• [Requirement] Turn the lines from the one containing "missiles-data-label: 215 <box>76" through the one containing "x-tick-label: 23 <box>600 555 612 566</box>", both included, into a JSON list of strings with one string per line. Skip any blank lines.

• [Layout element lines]

>>>>>

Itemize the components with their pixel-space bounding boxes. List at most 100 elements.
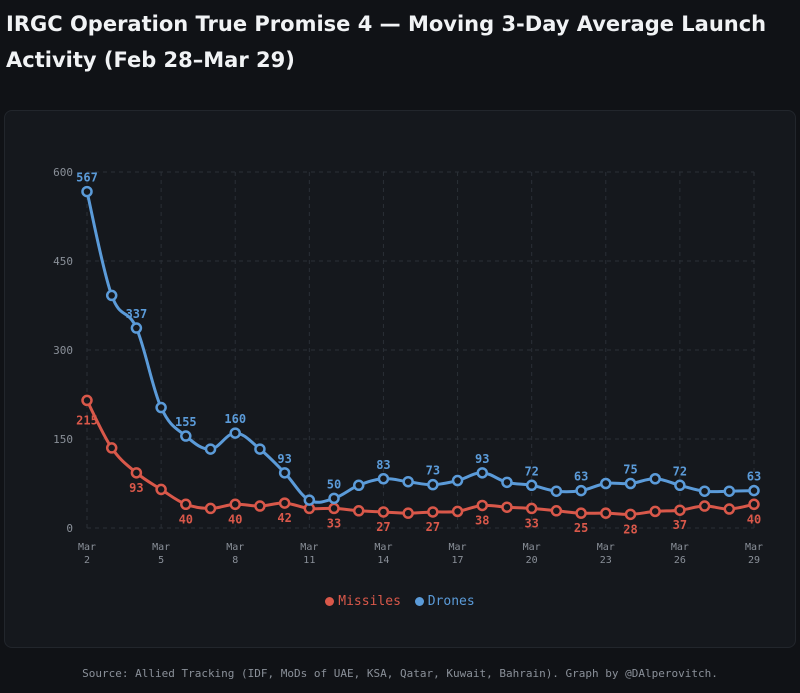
missiles-data-label: 215 <box>76 413 98 427</box>
drones-data-point <box>723 485 736 497</box>
drones-data-point <box>748 484 760 497</box>
chart-title: IRGC Operation True Promise 4 — Moving 3… <box>6 12 767 72</box>
drones-data-label: 72 <box>524 464 538 478</box>
missiles-data-point <box>352 505 365 517</box>
missiles-data-point <box>575 507 587 519</box>
missiles-data-point <box>402 507 414 519</box>
missiles-series-line <box>85 398 756 516</box>
drones-data-point <box>204 443 217 455</box>
x-tick-label: Mar <box>745 542 763 553</box>
missiles-data-point <box>278 497 291 509</box>
x-tick-label: 26 <box>674 555 686 566</box>
drones-data-label: 73 <box>426 464 440 478</box>
drones-data-point <box>476 467 489 479</box>
drones-data-point <box>525 479 538 492</box>
missiles-data-point <box>427 506 439 518</box>
drones-data-point <box>254 443 266 455</box>
missiles-data-point <box>180 498 192 511</box>
missiles-data-point <box>377 506 390 518</box>
drones-data-label: 160 <box>224 412 246 426</box>
x-tick-label: Mar <box>374 542 392 553</box>
missiles-data-label: 40 <box>179 512 193 526</box>
x-tick-label: 23 <box>600 555 612 566</box>
drones-data-point <box>427 478 439 491</box>
missiles-data-point <box>476 499 489 512</box>
x-tick-label: Mar <box>449 542 467 553</box>
drones-data-point <box>105 289 118 302</box>
missiles-legend-dot <box>325 597 335 606</box>
missiles-data-point <box>130 467 143 479</box>
drones-data-label: 93 <box>277 452 291 466</box>
y-tick-label: 300 <box>53 344 73 357</box>
chart-legend: Missiles Drones <box>0 594 800 610</box>
x-tick-label: 14 <box>377 555 389 566</box>
missiles-data-point <box>698 500 711 512</box>
x-tick-label: Mar <box>226 542 244 553</box>
drones-data-point <box>624 477 637 490</box>
chart-panel <box>4 110 796 648</box>
x-tick-label: 5 <box>158 555 164 566</box>
drones-data-point <box>698 485 711 497</box>
x-tick-label: Mar <box>671 542 689 553</box>
drones-data-point <box>377 473 390 485</box>
missiles-data-point <box>600 507 612 519</box>
legend-item-missiles[interactable]: Missiles <box>325 594 401 609</box>
drones-data-point <box>130 322 143 334</box>
missiles-data-label: 93 <box>129 481 143 495</box>
drones-data-point <box>649 473 661 485</box>
missiles-data-point <box>204 502 217 515</box>
drones-data-point <box>600 477 612 490</box>
missiles-data-label: 25 <box>574 521 588 535</box>
x-tick-label: Mar <box>78 542 96 553</box>
drones-data-point <box>278 467 291 479</box>
drones-data-point <box>229 427 241 439</box>
missiles-data-point <box>525 502 538 515</box>
drones-data-label: 50 <box>327 477 341 491</box>
x-tick-label: 11 <box>303 555 315 566</box>
missiles-data-label: 27 <box>376 520 390 534</box>
x-tick-label: Mar <box>523 542 541 553</box>
drones-legend-label: Drones <box>427 594 475 609</box>
drones-data-point <box>180 430 192 442</box>
missiles-data-label: 33 <box>327 516 341 530</box>
missiles-data-label: 40 <box>228 512 242 526</box>
missiles-legend-label: Missiles <box>338 594 401 609</box>
missiles-data-point <box>155 483 167 496</box>
drones-data-label: 567 <box>76 171 98 185</box>
missiles-data-point <box>624 508 637 521</box>
missiles-data-point <box>229 498 241 511</box>
drones-data-label: 337 <box>126 307 148 321</box>
drones-data-label: 93 <box>475 452 489 466</box>
missiles-data-point <box>550 505 563 517</box>
drones-data-label: 63 <box>574 470 588 484</box>
x-tick-label: 2 <box>84 555 90 566</box>
drones-data-point <box>303 494 316 506</box>
drones-data-point <box>575 484 587 497</box>
drones-data-point <box>352 479 365 492</box>
y-tick-label: 0 <box>66 522 73 535</box>
x-tick-label: 29 <box>748 555 760 566</box>
x-tick-label: Mar <box>300 542 318 553</box>
drones-data-point <box>501 476 513 489</box>
drones-legend-dot <box>414 597 424 606</box>
y-tick-label: 600 <box>53 166 73 179</box>
drones-data-label: 72 <box>673 464 687 478</box>
drones-data-point <box>674 479 686 492</box>
drones-data-point <box>81 185 93 198</box>
missiles-data-point <box>748 498 760 511</box>
x-tick-label: Mar <box>152 542 170 553</box>
missiles-data-point <box>254 500 266 512</box>
missiles-data-label: 27 <box>426 520 440 534</box>
drones-series-line <box>85 190 756 504</box>
missiles-data-label: 40 <box>747 512 761 526</box>
drones-data-point <box>451 474 464 487</box>
drones-data-point <box>155 401 167 414</box>
missiles-data-point <box>105 442 118 454</box>
legend-item-drones[interactable]: Drones <box>414 594 475 609</box>
missiles-data-label: 33 <box>524 516 538 530</box>
missiles-data-label: 37 <box>673 518 687 532</box>
y-tick-label: 450 <box>53 255 73 268</box>
missiles-data-label: 42 <box>277 511 291 525</box>
missiles-data-label: 28 <box>623 522 637 536</box>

<<<<<

• [Answer to the problem]
[
  "missiles-data-label: 215 <box>76 413 98 427</box>",
  "drones-data-point <box>723 485 736 497</box>",
  "drones-data-point <box>748 484 760 497</box>",
  "chart-title: IRGC Operation True Promise 4 — Moving 3… <box>6 12 767 72</box>",
  "drones-data-label: 72 <box>524 464 538 478</box>",
  "missiles-data-point <box>352 505 365 517</box>",
  "missiles-data-point <box>575 507 587 519</box>",
  "missiles-data-point <box>402 507 414 519</box>",
  "missiles-series-line <box>85 398 756 516</box>",
  "drones-data-point <box>204 443 217 455</box>",
  "x-tick-label: Mar <box>745 542 763 553</box>",
  "missiles-data-point <box>278 497 291 509</box>",
  "x-tick-label: 26 <box>674 555 686 566</box>",
  "drones-data-label: 73 <box>426 464 440 478</box>",
  "drones-data-point <box>476 467 489 479</box>",
  "drones-data-point <box>525 479 538 492</box>",
  "missiles-data-point <box>427 506 439 518</box>",
  "drones-data-point <box>254 443 266 455</box>",
  "missiles-data-point <box>180 498 192 511</box>",
  "missiles-data-point <box>377 506 390 518</box>",
  "drones-data-label: 160 <box>224 412 246 426</box>",
  "x-tick-label: Mar <box>374 542 392 553</box>",
  "missiles-data-label: 40 <box>179 512 193 526</box>",
  "x-tick-label: 23 <box>600 555 612 566</box>"
]